[Opening DOCUMENT PASSAGE section]

My name is Rini Banerjee, and I am about to start my third year of Joint Mathematics and Computer Science at Imperial College London.
I’ve spent this summer doing a remote research internship on the Devito Project, under the supervision of Prof Paul Kelly and Dr Gerard Gorman. I’ve been working on the Devito Book: a set of Jupyter Notebook tutorials that teach the finite difference method for solving partial differential equations using Devito, based on the textbook “Finite Difference Computing with PDEs - A Modern Software Approach” by H. P. Langtangen and S. Linge.
What is Devito?
Devito is a domain-specific language and code generation framework that automates the finite difference method for solving partial differential equations (PDEs). It can be used as a library in Python to provide a high-level symbolic abstraction for the user, allowing them to input their problem concisely using simple mathematical operators. This makes code extremely readable and intuitive to understand. In addition, Devito turns symbolic Python code into highly optimised C++ code under the hood and, as a result, is much faster than its contemporaries. Its performance and usability give it a significant edge over many existing programs.

[Closing DOCUMENT PASSAGE section]
[Opening SOURCE MATERIAL section]

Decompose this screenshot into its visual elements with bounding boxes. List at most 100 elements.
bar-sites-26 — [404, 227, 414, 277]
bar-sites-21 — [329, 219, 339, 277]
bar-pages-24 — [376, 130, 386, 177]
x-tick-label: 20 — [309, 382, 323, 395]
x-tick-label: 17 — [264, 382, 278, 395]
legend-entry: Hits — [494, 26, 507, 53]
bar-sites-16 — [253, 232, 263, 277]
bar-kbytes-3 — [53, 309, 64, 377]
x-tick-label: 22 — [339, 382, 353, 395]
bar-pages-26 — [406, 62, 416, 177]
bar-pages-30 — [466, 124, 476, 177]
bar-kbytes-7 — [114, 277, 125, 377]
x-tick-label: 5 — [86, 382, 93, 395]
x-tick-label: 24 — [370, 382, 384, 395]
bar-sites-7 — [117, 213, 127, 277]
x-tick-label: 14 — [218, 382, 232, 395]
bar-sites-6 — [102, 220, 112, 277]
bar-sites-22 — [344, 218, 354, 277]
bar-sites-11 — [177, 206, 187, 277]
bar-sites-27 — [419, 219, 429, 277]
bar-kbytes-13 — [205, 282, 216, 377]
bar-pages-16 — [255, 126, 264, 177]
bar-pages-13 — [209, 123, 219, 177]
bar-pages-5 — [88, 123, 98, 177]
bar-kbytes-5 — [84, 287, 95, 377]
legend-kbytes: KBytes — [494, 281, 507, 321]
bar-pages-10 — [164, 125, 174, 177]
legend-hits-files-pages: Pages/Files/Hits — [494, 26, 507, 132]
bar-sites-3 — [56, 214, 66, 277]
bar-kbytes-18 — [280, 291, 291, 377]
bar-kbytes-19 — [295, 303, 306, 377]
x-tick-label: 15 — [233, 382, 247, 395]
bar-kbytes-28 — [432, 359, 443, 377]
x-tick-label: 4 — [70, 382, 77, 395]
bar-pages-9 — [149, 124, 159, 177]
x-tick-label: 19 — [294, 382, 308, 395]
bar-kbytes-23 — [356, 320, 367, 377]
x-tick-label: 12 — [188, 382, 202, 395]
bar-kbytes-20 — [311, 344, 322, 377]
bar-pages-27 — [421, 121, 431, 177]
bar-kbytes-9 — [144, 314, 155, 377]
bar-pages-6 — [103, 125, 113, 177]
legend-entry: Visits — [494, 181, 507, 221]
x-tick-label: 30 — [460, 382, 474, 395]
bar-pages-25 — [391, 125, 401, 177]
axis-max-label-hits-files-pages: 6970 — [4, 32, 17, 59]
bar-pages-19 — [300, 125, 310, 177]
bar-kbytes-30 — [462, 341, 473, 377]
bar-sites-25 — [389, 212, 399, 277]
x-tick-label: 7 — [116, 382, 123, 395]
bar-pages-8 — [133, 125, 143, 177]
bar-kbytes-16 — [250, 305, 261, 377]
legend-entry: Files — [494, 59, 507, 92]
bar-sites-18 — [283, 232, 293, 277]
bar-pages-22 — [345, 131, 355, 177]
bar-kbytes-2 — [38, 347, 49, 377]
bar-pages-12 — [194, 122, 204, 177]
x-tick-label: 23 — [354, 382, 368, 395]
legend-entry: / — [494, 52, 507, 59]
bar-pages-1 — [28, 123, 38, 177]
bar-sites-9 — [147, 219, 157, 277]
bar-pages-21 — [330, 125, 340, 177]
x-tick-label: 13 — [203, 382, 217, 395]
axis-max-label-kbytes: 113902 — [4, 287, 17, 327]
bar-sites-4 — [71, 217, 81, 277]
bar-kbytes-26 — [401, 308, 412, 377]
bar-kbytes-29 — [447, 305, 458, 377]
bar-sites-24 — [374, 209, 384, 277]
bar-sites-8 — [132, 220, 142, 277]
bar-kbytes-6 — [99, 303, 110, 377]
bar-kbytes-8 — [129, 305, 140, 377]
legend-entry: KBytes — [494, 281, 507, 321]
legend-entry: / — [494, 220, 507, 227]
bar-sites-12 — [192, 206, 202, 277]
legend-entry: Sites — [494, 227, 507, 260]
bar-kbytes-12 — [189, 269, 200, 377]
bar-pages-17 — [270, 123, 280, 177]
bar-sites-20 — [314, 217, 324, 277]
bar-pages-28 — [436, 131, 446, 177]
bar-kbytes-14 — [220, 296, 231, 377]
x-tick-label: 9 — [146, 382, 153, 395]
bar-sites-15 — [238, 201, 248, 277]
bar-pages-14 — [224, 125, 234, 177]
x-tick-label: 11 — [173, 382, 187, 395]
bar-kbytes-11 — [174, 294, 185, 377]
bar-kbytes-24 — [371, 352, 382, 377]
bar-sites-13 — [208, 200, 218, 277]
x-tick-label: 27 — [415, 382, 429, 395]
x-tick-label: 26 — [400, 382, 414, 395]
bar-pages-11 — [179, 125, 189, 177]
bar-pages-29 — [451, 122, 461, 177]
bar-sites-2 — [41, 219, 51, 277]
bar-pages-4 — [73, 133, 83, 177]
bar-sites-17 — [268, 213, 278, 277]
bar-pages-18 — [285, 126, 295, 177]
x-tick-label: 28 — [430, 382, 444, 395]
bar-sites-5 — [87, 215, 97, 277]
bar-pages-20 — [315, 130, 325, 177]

[Closing SOURCE MATERIAL section]

Continue the post about a summer research internship on the Devito Project, picking up after its explanation of what Devito is. The listing was drawn from a different source than the text.

Symbolic Computation in Devito
Devito is primarily used to solve inverse problems. In particular, the original motivation for Devito was to create wave propagation kernels to solve PDEs in the context of seismic equations.
Marmousi Full Waveform Inversion (FWI),
Marmousi Full Waveform Inversion (FWI), done using JUDI (from this paper)
Configure CI/CD using GitHub Actions to verify that code examples (both stand alone examples and individual Jupyter notebooks) execute correctly and to deploy the revised Jupyter Book.
Re-implement the existing finite difference coding examples using Devito.
The main aim of this project is to provide an interactive, easy-to-follow online textbook for teaching the finite difference method. It is hoped that by doing these tutorials, students will not only gain a deeper understanding of how the finite difference method works, but also learn how to use Devito as a powerful tool for numerical computation.
Re-engineering the book format
My first task was to take the original book, which was essentially a set of DocOnce files, and convert these files into a form that could be represented as a Jupyter Book. Jupyter Books allow Jupyter Notebooks to be represented as an online book with a table of contents and simple navigation between different notebooks. Thankfully, DocOnce came with a command-line tool for directly converting from DocOnce (.do.txt) files into Jupyter Notebook (.ipynb) files, and so after importing the original textbook into the devito_book repository, I used this tool to generate the Jupyter Notebooks.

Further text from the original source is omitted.